▸ WHAT THE EXERCISE ASKS: Skip every image and restate the data word for word.

▸ GIVEN RECORDS:

***

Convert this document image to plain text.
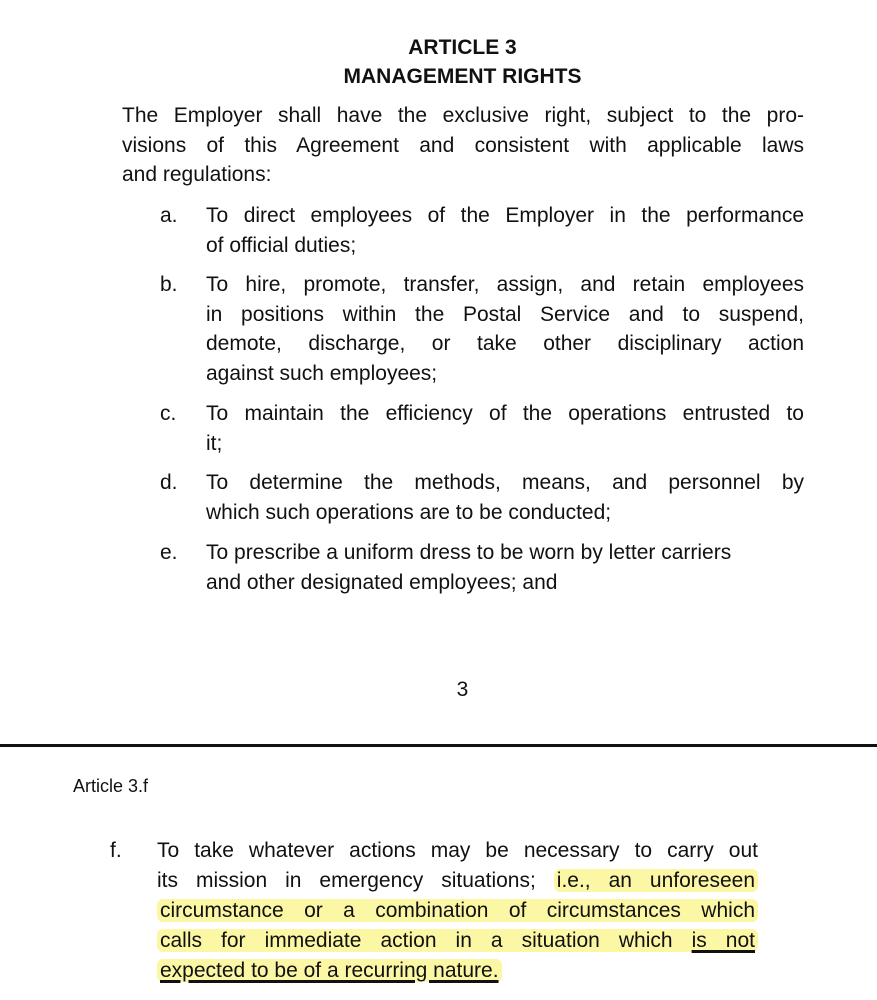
ARTICLE 3
MANAGEMENT RIGHTS
The Employer shall have the exclusive right, subject to the pro-
visions of this Agreement and consistent with applicable laws
and regulations:
a. To direct employees of the Employer in the performance
of official duties;
b. To hire, promote, transfer, assign, and retain employees
in positions within the Postal Service and to suspend,
demote, discharge, or take other disciplinary action
against such employees;
c. To maintain the efficiency of the operations entrusted to
it;
d. To determine the methods, means, and personnel by
which such operations are to be conducted;
e. To prescribe a uniform dress to be worn by letter carriers
and other designated employees; and
3
Article 3.f
f. To take whatever actions may be necessary to carry out
its mission in emergency situations; i.e., an unforeseen
circumstance or a combination of circumstances which
calls for immediate action in a situation which is not
expected to be of a recurring nature.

***

▸ RESPONSE TO THIS TASK:
Convert this document image to plain text.
ARTICLE 3
MANAGEMENT RIGHTS
The Employer shall have the exclusive right, subject to the pro-
visions of this Agreement and consistent with applicable laws
and regulations:
a. To direct employees of the Employer in the performance
of official duties;
b. To hire, promote, transfer, assign, and retain employees
in positions within the Postal Service and to suspend,
demote, discharge, or take other disciplinary action
against such employees;
c. To maintain the efficiency of the operations entrusted to
it;
d. To determine the methods, means, and personnel by
which such operations are to be conducted;
e. To prescribe a uniform dress to be worn by letter carriers
and other designated employees; and
3
Article 3.f
f. To take whatever actions may be necessary to carry out
its mission in emergency situations; i.e., an unforeseen
circumstance or a combination of circumstances which
calls for immediate action in a situation which is not
expected to be of a recurring nature.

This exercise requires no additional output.